Challenge.
All of the records below should be output exactly.

Data for the task.
-------------------------
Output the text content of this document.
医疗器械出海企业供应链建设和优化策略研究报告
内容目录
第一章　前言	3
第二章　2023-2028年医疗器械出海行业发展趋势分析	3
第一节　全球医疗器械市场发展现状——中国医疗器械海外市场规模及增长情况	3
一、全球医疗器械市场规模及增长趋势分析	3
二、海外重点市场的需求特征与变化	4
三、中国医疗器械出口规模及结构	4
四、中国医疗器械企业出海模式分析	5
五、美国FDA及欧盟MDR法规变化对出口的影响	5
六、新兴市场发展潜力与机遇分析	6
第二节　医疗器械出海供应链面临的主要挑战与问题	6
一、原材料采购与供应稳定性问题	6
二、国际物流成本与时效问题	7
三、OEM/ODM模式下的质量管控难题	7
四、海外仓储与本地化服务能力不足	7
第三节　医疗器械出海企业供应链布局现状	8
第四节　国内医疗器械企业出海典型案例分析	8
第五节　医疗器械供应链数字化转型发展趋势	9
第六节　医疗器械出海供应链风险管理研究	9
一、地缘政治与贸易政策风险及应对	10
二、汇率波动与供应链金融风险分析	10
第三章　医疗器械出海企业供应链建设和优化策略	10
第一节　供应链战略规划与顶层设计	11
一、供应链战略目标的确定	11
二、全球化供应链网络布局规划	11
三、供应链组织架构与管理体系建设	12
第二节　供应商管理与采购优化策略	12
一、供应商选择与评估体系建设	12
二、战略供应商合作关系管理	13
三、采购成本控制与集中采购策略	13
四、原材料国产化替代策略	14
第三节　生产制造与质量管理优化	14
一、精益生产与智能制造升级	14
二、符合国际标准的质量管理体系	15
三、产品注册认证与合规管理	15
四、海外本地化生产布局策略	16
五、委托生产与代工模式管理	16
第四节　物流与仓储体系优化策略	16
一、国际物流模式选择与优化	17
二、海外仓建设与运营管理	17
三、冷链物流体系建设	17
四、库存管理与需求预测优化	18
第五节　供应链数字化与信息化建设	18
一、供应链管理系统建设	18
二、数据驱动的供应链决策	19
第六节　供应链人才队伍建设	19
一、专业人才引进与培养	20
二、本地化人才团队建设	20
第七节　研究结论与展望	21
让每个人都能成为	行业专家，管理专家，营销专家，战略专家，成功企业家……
-------------------------
Output of the task.
Output the text content of this document.
医疗器械出海企业供应链建设和优化策略研究报告
内容目录
第一章　前言	3
第二章　2023-2028年医疗器械出海行业发展趋势分析	3
第一节　全球医疗器械市场发展现状——中国医疗器械海外市场规模及增长情况	3
一、全球医疗器械市场规模及增长趋势分析	3
二、海外重点市场的需求特征与变化	4
三、中国医疗器械出口规模及结构	4
四、中国医疗器械企业出海模式分析	5
五、美国FDA及欧盟MDR法规变化对出口的影响	5
六、新兴市场发展潜力与机遇分析	6
第二节　医疗器械出海供应链面临的主要挑战与问题	6
一、原材料采购与供应稳定性问题	6
二、国际物流成本与时效问题	7
三、OEM/ODM模式下的质量管控难题	7
四、海外仓储与本地化服务能力不足	7
第三节　医疗器械出海企业供应链布局现状	8
第四节　国内医疗器械企业出海典型案例分析	8
第五节　医疗器械供应链数字化转型发展趋势	9
第六节　医疗器械出海供应链风险管理研究	9
一、地缘政治与贸易政策风险及应对	10
二、汇率波动与供应链金融风险分析	10
第三章　医疗器械出海企业供应链建设和优化策略	10
第一节　供应链战略规划与顶层设计	11
一、供应链战略目标的确定	11
二、全球化供应链网络布局规划	11
三、供应链组织架构与管理体系建设	12
第二节　供应商管理与采购优化策略	12
一、供应商选择与评估体系建设	12
二、战略供应商合作关系管理	13
三、采购成本控制与集中采购策略	13
四、原材料国产化替代策略	14
第三节　生产制造与质量管理优化	14
一、精益生产与智能制造升级	14
二、符合国际标准的质量管理体系	15
三、产品注册认证与合规管理	15
四、海外本地化生产布局策略	16
五、委托生产与代工模式管理	16
第四节　物流与仓储体系优化策略	16
一、国际物流模式选择与优化	17
二、海外仓建设与运营管理	17
三、冷链物流体系建设	17
四、库存管理与需求预测优化	18
第五节　供应链数字化与信息化建设	18
一、供应链管理系统建设	18
二、数据驱动的供应链决策	19
第六节　供应链人才队伍建设	19
一、专业人才引进与培养	20
二、本地化人才团队建设	20
第七节　研究结论与展望	21
让每个人都能成为	行业专家，管理专家，营销专家，战略专家，成功企业家……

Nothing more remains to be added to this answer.